• **WHAT TO WORK ON**:
Transcribe precisely those lines of the listing that fall between the line containing "What text is on this page?" and the last line, inclusive of both.

-- Begin --

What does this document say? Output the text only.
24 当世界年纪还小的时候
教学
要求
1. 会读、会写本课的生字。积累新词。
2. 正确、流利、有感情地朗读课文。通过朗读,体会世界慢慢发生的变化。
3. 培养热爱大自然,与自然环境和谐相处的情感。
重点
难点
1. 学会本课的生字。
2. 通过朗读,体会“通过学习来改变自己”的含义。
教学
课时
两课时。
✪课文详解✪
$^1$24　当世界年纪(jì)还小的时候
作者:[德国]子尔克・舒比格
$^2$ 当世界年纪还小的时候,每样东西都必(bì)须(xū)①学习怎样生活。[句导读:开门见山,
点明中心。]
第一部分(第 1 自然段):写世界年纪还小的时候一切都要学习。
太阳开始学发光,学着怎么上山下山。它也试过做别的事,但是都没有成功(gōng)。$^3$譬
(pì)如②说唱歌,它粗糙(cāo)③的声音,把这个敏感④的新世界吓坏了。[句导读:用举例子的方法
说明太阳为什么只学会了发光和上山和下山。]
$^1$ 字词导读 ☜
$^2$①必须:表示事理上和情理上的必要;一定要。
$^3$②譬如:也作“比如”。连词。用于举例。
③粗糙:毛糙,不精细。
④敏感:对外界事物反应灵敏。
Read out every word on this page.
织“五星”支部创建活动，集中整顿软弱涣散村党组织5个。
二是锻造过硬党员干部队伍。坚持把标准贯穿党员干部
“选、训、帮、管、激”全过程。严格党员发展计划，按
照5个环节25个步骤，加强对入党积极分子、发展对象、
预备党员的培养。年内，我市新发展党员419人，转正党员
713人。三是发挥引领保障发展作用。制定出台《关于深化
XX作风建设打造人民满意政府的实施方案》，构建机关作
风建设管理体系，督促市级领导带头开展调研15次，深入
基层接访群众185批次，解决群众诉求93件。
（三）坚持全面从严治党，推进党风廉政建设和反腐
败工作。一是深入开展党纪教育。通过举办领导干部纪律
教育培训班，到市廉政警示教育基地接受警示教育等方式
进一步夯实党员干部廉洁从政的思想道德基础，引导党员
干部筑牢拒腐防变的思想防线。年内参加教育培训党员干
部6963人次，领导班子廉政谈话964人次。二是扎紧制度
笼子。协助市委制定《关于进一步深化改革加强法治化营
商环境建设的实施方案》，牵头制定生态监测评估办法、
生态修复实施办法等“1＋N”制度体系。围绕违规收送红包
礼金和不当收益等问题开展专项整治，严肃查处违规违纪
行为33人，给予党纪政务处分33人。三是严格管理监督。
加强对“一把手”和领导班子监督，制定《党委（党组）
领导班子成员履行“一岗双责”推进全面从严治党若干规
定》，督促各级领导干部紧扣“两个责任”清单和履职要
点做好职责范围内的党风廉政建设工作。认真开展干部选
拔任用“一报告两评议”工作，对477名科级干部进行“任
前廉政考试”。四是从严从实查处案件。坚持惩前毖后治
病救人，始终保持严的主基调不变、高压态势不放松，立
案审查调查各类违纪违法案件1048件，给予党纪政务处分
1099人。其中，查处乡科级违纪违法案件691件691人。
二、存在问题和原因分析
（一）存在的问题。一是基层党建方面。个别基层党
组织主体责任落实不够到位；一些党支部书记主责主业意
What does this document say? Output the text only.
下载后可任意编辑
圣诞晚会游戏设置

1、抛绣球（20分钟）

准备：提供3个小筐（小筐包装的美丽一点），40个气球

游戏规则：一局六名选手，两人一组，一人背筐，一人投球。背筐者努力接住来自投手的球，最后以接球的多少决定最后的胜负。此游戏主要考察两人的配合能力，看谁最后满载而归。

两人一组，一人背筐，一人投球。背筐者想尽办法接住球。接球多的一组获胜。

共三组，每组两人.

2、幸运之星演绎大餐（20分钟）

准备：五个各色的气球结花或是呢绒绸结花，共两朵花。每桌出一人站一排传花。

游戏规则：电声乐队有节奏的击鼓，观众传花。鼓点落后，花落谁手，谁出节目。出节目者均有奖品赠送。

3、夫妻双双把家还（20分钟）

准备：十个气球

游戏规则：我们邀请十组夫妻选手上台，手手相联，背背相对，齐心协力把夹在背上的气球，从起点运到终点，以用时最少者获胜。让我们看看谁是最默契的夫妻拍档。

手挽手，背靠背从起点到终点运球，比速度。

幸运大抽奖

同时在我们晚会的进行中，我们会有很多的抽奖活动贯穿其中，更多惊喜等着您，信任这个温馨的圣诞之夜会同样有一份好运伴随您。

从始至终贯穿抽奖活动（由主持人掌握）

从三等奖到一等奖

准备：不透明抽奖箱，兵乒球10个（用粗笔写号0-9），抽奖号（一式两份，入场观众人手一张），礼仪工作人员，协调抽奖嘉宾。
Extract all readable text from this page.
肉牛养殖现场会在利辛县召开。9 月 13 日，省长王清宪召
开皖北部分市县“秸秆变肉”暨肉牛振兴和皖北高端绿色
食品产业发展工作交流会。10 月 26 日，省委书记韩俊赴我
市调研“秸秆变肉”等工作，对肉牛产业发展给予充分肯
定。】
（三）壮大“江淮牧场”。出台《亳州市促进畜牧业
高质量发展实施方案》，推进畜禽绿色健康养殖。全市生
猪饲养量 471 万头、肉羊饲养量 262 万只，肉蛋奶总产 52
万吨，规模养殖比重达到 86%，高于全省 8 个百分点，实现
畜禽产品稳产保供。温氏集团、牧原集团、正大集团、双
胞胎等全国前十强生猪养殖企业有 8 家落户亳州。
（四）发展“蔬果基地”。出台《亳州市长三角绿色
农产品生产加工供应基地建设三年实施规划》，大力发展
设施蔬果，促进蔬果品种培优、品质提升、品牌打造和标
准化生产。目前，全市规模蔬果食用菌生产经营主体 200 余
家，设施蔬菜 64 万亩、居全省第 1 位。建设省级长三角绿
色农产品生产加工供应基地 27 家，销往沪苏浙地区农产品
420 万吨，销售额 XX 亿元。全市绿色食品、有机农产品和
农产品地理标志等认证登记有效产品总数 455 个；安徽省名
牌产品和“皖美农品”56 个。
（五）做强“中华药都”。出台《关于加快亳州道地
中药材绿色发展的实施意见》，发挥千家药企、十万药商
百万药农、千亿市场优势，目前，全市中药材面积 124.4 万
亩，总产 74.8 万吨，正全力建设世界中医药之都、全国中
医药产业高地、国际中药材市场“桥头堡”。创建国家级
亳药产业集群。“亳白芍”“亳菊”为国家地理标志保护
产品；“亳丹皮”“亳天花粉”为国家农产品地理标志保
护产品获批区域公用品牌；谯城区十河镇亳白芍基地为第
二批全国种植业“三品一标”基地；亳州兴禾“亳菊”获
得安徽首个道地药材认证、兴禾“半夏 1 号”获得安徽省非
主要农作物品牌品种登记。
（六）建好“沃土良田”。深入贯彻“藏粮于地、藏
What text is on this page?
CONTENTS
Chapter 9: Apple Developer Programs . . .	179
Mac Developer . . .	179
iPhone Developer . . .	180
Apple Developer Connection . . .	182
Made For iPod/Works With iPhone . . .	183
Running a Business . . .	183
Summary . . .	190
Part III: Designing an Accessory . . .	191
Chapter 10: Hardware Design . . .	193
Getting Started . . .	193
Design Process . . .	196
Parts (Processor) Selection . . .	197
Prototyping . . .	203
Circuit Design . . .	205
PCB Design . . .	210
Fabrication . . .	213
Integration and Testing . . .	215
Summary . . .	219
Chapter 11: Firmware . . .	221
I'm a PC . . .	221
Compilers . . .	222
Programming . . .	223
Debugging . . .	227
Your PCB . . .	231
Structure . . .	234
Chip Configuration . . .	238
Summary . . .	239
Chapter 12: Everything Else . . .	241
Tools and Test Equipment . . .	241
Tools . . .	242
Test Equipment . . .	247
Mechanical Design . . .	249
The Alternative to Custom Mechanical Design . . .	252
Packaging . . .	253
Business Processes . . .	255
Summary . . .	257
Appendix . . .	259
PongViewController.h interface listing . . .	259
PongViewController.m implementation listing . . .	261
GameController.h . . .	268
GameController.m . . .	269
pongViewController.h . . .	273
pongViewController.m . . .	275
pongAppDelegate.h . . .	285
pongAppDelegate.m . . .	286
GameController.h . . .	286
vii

-- End --

• **TASK OUTPUT**:
What text is on this page?
CONTENTS
Chapter 9: Apple Developer Programs . . .	179
Mac Developer . . .	179
iPhone Developer . . .	180
Apple Developer Connection . . .	182
Made For iPod/Works With iPhone . . .	183
Running a Business . . .	183
Summary . . .	190
Part III: Designing an Accessory . . .	191
Chapter 10: Hardware Design . . .	193
Getting Started . . .	193
Design Process . . .	196
Parts (Processor) Selection . . .	197
Prototyping . . .	203
Circuit Design . . .	205
PCB Design . . .	210
Fabrication . . .	213
Integration and Testing . . .	215
Summary . . .	219
Chapter 11: Firmware . . .	221
I'm a PC . . .	221
Compilers . . .	222
Programming . . .	223
Debugging . . .	227
Your PCB . . .	231
Structure . . .	234
Chip Configuration . . .	238
Summary . . .	239
Chapter 12: Everything Else . . .	241
Tools and Test Equipment . . .	241
Tools . . .	242
Test Equipment . . .	247
Mechanical Design . . .	249
The Alternative to Custom Mechanical Design . . .	252
Packaging . . .	253
Business Processes . . .	255
Summary . . .	257
Appendix . . .	259
PongViewController.h interface listing . . .	259
PongViewController.m implementation listing . . .	261
GameController.h . . .	268
GameController.m . . .	269
pongViewController.h . . .	273
pongViewController.m . . .	275
pongAppDelegate.h . . .	285
pongAppDelegate.m . . .	286
GameController.h . . .	286
vii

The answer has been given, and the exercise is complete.